Data items
▽

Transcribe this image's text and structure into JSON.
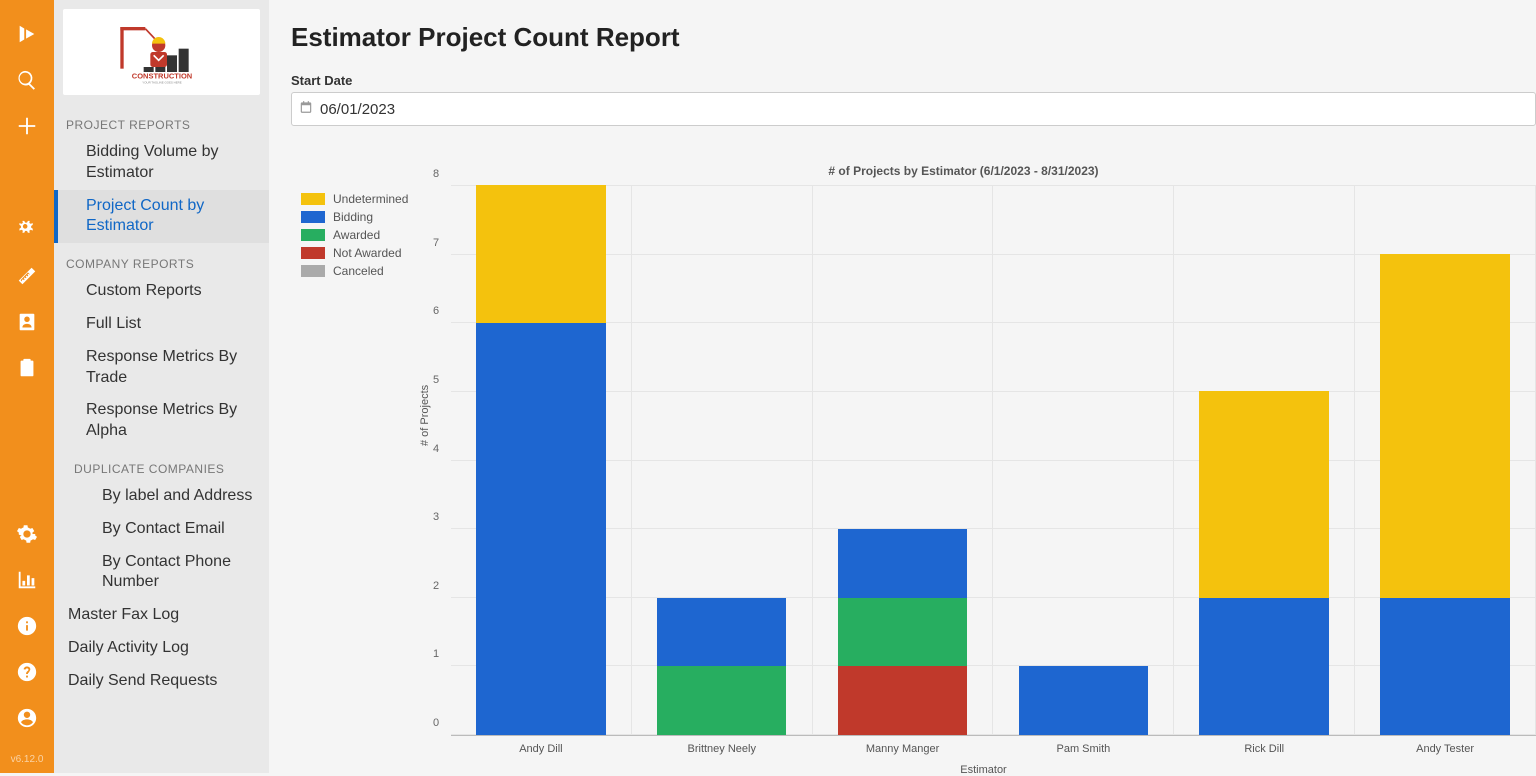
{
  "version": "v6.12.0",
  "sidebar": {
    "section_project": "PROJECT REPORTS",
    "section_company": "COMPANY REPORTS",
    "section_duplicate": "DUPLICATE COMPANIES",
    "items": {
      "bidding_volume": "Bidding Volume by Estimator",
      "project_count": "Project Count by Estimator",
      "custom_reports": "Custom Reports",
      "full_list": "Full List",
      "response_trade": "Response Metrics By Trade",
      "response_alpha": "Response Metrics By Alpha",
      "by_label": "By label and Address",
      "by_email": "By Contact Email",
      "by_phone": "By Contact Phone Number",
      "master_fax": "Master Fax Log",
      "daily_activity": "Daily Activity Log",
      "daily_send": "Daily Send Requests"
    }
  },
  "page": {
    "title": "Estimator Project Count Report",
    "start_date_label": "Start Date",
    "start_date_value": "06/01/2023"
  },
  "chart_data": {
    "type": "bar",
    "title": "# of Projects by Estimator (6/1/2023 - 8/31/2023)",
    "xlabel": "Estimator",
    "ylabel": "# of Projects",
    "ylim": [
      0,
      8
    ],
    "categories": [
      "Andy Dill",
      "Brittney Neely",
      "Manny Manger",
      "Pam Smith",
      "Rick Dill",
      "Andy Tester"
    ],
    "series": [
      {
        "name": "Canceled",
        "color": "#aaaaaa",
        "values": [
          0,
          0,
          0,
          0,
          0,
          0
        ]
      },
      {
        "name": "Not Awarded",
        "color": "#c0392b",
        "values": [
          0,
          0,
          1,
          0,
          0,
          0
        ]
      },
      {
        "name": "Awarded",
        "color": "#27ae60",
        "values": [
          0,
          1,
          1,
          0,
          0,
          0
        ]
      },
      {
        "name": "Bidding",
        "color": "#1e66d0",
        "values": [
          6,
          1,
          1,
          1,
          2,
          2
        ]
      },
      {
        "name": "Undetermined",
        "color": "#f4c20d",
        "values": [
          2,
          0,
          0,
          0,
          3,
          5
        ]
      }
    ],
    "legend_order": [
      "Undetermined",
      "Bidding",
      "Awarded",
      "Not Awarded",
      "Canceled"
    ]
  }
}
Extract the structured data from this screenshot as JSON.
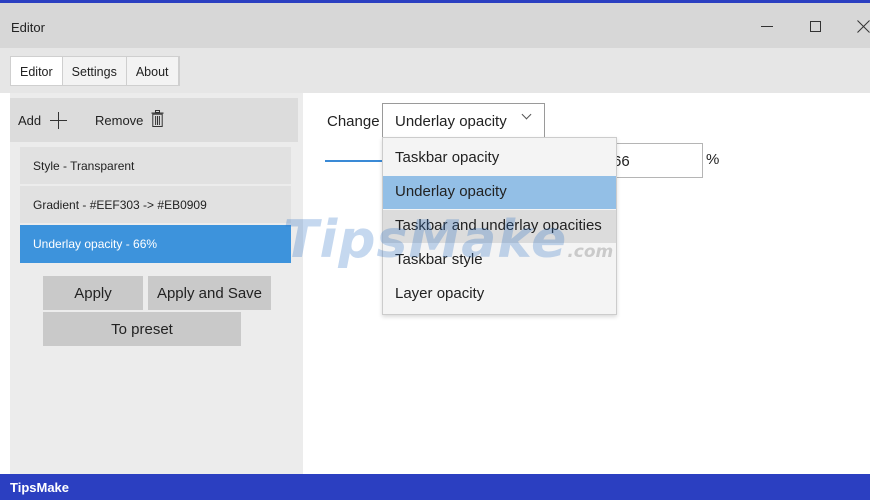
{
  "window": {
    "title": "Editor"
  },
  "tabs": [
    {
      "label": "Editor",
      "active": true
    },
    {
      "label": "Settings",
      "active": false
    },
    {
      "label": "About",
      "active": false
    }
  ],
  "sidebar": {
    "add_label": "Add",
    "remove_label": "Remove",
    "presets": [
      {
        "label": "Style - Transparent",
        "selected": false
      },
      {
        "label": "Gradient - #EEF303 -> #EB0909",
        "selected": false
      },
      {
        "label": "Underlay opacity - 66%",
        "selected": true
      }
    ],
    "apply_label": "Apply",
    "apply_save_label": "Apply and Save",
    "to_preset_label": "To preset"
  },
  "editor": {
    "change_label": "Change",
    "selected_option": "Underlay opacity",
    "value": "66",
    "unit": "%",
    "slider_value_percent": 66,
    "options": [
      "Taskbar opacity",
      "Underlay opacity",
      "Taskbar and underlay opacities",
      "Taskbar style",
      "Layer opacity"
    ]
  },
  "watermark": {
    "main": "TipsMake",
    "suffix": ".com"
  },
  "statusbar": {
    "brand": "TipsMake"
  },
  "colors": {
    "accent_blue": "#2b3fc1",
    "selection_blue": "#3d93dc",
    "dropdown_selection": "#93bfe6"
  },
  "icons": [
    "minimize-icon",
    "maximize-icon",
    "close-icon",
    "plus-icon",
    "trash-icon",
    "chevron-down-icon"
  ]
}
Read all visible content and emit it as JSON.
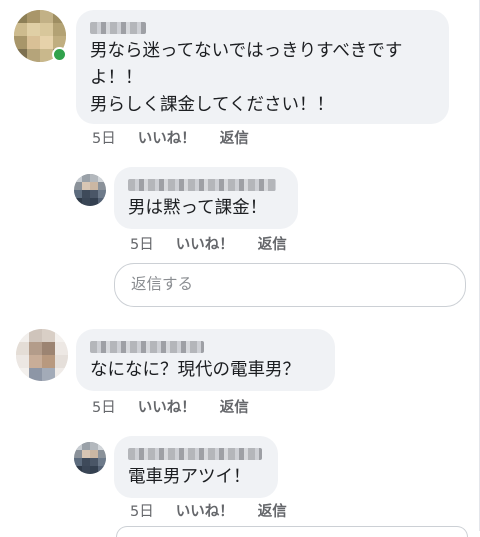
{
  "comments": [
    {
      "message_lines": [
        "男なら迷ってないではっきりすべきです",
        "よ！！",
        "男らしく課金してください！！"
      ],
      "time": "5日",
      "like_label": "いいね！",
      "reply_label": "返信",
      "online": true
    },
    {
      "message_lines": [
        "男は黙って課金！"
      ],
      "time": "5日",
      "like_label": "いいね！",
      "reply_label": "返信"
    },
    {
      "message_lines": [
        "なになに？現代の電車男？"
      ],
      "time": "5日",
      "like_label": "いいね！",
      "reply_label": "返信"
    },
    {
      "message_lines": [
        "電車男アツイ！"
      ],
      "time": "5日",
      "like_label": "いいね！",
      "reply_label": "返信"
    }
  ],
  "reply_input": {
    "placeholder": "返信する"
  },
  "colors": {
    "bubble": "#f0f2f5",
    "meta_text": "#65676b",
    "online": "#31a24c"
  }
}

△

Challenge:
Tally the lines above that contain the word "Projects", and reply with only the number.

Written answer:
2